▸ The exercise:
Search the listing below for the string "title" and copy every line where it occurs.

Entries with figure data
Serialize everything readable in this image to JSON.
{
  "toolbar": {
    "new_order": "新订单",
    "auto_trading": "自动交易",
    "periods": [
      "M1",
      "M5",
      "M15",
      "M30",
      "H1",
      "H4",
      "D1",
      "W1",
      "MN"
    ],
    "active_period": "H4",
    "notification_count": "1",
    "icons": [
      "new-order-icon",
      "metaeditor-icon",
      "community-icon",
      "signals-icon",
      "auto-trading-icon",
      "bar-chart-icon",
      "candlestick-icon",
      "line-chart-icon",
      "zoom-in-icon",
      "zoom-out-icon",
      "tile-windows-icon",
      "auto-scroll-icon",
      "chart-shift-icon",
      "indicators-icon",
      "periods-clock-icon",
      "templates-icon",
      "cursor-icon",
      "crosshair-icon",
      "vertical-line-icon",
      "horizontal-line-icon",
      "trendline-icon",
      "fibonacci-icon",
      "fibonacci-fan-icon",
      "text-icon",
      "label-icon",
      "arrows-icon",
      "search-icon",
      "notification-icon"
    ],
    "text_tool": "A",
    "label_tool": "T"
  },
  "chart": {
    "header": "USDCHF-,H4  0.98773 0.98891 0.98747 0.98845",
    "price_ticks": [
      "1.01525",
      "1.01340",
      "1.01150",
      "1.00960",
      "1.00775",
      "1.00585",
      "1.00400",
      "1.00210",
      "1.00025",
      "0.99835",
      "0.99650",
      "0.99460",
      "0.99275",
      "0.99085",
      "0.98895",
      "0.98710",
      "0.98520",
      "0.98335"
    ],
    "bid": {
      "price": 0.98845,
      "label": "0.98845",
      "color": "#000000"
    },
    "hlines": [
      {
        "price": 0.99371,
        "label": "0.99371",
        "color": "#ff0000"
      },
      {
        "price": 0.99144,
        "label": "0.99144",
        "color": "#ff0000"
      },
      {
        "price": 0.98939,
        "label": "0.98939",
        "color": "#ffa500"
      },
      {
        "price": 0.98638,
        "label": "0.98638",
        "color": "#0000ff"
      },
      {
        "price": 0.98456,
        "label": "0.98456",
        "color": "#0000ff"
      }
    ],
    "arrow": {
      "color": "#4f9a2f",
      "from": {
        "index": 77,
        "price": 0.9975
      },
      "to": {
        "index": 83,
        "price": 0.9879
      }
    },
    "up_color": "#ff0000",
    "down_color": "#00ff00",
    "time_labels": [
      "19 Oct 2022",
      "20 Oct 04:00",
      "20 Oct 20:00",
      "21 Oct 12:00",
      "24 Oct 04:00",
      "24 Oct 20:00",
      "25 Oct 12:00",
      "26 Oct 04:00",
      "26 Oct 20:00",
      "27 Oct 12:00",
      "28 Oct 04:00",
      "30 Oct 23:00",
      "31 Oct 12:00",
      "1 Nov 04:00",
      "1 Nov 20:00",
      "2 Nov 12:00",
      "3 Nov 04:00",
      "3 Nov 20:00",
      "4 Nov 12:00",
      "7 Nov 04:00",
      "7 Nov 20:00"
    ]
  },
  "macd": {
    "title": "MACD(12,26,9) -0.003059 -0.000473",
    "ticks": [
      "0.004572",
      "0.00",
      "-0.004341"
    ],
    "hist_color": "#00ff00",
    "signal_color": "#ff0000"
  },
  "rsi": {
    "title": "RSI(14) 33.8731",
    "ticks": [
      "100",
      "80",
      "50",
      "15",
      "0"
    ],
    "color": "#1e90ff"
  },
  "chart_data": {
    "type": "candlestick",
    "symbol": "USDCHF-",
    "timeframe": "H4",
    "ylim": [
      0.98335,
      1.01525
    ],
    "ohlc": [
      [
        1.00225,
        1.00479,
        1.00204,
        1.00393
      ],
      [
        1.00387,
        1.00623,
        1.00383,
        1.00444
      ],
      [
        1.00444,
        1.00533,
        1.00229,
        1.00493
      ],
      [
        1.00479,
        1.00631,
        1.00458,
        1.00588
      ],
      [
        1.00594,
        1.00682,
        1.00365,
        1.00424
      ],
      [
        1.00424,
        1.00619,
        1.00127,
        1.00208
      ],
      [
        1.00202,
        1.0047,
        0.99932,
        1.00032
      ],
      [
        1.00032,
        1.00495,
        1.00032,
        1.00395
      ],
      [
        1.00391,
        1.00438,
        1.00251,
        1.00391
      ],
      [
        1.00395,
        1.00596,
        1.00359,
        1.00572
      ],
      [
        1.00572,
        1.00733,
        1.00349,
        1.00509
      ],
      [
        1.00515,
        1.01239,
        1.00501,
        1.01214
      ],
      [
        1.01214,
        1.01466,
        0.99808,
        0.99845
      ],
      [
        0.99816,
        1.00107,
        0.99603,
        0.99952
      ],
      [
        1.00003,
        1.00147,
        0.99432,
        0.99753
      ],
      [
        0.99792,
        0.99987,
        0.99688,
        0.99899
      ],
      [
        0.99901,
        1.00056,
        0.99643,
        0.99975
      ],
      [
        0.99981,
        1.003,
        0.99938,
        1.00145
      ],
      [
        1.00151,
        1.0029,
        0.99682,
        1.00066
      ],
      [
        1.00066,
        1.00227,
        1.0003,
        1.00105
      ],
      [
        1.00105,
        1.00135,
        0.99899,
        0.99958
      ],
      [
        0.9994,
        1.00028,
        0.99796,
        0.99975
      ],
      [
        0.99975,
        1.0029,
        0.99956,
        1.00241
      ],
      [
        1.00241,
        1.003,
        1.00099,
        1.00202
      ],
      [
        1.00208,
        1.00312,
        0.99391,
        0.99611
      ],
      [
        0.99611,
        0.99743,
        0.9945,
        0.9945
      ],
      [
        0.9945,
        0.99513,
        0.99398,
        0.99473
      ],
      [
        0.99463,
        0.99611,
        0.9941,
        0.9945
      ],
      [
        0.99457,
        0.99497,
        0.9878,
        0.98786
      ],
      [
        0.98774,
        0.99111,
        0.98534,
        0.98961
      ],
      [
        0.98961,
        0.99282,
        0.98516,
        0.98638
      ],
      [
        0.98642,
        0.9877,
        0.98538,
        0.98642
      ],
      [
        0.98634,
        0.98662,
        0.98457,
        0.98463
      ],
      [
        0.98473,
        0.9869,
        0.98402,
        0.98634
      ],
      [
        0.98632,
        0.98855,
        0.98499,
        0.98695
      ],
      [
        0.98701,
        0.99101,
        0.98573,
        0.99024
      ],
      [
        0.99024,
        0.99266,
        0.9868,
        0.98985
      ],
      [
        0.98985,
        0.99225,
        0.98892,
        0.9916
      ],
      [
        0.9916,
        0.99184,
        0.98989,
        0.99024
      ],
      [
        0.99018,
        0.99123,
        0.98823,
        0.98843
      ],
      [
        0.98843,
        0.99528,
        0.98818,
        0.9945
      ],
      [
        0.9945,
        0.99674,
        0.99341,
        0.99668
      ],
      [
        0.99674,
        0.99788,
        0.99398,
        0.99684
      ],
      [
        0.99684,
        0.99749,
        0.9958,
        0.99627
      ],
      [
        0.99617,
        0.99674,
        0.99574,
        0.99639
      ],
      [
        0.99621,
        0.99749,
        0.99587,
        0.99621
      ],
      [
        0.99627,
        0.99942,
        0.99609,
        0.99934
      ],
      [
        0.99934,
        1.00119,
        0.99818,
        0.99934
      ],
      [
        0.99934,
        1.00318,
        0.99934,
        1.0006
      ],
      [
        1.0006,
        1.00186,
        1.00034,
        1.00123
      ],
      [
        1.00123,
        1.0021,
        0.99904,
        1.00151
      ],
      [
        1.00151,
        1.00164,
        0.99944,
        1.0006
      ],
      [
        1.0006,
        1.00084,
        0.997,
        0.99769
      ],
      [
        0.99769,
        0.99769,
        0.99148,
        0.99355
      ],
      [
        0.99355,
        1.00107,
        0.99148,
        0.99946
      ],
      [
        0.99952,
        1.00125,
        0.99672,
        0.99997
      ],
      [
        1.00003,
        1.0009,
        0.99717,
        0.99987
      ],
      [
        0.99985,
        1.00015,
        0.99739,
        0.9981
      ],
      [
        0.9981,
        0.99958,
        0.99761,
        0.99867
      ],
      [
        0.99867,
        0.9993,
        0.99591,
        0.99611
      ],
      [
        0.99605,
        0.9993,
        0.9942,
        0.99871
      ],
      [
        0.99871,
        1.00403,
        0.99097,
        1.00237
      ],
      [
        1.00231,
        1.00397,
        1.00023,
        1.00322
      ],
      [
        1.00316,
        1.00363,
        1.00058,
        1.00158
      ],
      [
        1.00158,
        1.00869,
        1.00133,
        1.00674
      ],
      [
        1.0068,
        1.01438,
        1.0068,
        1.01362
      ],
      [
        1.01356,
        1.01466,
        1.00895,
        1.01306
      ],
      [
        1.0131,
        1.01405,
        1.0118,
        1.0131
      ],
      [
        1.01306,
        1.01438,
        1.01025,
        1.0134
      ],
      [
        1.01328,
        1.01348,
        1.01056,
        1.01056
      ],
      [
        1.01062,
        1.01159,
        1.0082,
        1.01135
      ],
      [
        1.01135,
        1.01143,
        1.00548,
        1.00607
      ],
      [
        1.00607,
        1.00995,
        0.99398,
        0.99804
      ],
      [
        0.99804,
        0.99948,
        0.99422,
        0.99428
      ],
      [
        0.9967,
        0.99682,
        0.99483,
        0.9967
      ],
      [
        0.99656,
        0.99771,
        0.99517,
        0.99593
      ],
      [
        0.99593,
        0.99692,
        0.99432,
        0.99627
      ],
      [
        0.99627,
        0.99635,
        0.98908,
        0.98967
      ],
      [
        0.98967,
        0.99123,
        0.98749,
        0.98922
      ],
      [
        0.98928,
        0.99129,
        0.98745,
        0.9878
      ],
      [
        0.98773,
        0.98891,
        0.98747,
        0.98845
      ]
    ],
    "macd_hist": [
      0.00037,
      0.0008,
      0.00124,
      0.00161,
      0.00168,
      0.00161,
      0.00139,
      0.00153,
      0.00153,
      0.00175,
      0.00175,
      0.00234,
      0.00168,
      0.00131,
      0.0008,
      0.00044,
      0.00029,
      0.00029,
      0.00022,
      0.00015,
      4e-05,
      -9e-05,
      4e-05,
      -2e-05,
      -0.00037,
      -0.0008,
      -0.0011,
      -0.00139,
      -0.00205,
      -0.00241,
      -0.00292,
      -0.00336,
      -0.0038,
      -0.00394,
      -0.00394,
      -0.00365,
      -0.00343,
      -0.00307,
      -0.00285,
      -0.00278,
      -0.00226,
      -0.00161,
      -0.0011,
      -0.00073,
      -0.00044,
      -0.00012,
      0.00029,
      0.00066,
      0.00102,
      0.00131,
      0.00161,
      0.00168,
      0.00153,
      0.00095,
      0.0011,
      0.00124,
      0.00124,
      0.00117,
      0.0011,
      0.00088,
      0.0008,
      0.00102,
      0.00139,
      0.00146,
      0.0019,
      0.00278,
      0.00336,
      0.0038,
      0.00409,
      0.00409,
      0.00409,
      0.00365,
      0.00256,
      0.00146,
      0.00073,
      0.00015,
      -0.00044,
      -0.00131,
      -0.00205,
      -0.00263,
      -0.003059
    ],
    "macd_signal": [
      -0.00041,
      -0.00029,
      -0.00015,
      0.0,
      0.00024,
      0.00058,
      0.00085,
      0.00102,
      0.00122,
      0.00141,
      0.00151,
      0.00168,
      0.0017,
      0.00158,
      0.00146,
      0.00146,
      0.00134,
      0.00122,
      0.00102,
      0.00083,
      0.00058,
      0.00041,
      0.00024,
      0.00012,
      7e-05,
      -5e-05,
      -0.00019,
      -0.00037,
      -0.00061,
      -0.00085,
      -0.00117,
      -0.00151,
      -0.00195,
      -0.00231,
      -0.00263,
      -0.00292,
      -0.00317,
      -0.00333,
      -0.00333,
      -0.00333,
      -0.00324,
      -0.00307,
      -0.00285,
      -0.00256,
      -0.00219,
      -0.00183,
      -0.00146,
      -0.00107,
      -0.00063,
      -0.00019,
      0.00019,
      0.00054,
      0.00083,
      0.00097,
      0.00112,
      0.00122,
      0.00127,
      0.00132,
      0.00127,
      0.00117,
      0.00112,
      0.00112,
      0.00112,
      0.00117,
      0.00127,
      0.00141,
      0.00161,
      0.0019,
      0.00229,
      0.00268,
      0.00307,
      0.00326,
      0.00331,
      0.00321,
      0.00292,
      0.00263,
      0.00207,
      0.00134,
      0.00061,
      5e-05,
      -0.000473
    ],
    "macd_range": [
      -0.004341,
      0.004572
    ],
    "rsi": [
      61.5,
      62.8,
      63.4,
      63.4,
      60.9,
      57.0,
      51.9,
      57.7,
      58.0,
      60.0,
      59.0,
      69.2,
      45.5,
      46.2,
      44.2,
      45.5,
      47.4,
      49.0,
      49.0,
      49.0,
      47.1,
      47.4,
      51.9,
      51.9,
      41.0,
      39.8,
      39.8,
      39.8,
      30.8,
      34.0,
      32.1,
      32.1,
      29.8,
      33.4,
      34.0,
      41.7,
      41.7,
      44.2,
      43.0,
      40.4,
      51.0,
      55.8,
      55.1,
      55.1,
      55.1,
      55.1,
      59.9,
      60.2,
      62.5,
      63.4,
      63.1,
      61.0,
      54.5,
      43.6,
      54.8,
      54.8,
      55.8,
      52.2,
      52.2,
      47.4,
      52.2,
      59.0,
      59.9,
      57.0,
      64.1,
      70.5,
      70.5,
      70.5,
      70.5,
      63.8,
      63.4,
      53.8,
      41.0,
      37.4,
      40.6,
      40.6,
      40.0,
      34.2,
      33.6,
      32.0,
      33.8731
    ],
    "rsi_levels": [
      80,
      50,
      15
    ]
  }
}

▸ Written response:
    "title": "MACD(12,26,9) -0.003059 -0.000473",
    "title": "RSI(14) 33.8731",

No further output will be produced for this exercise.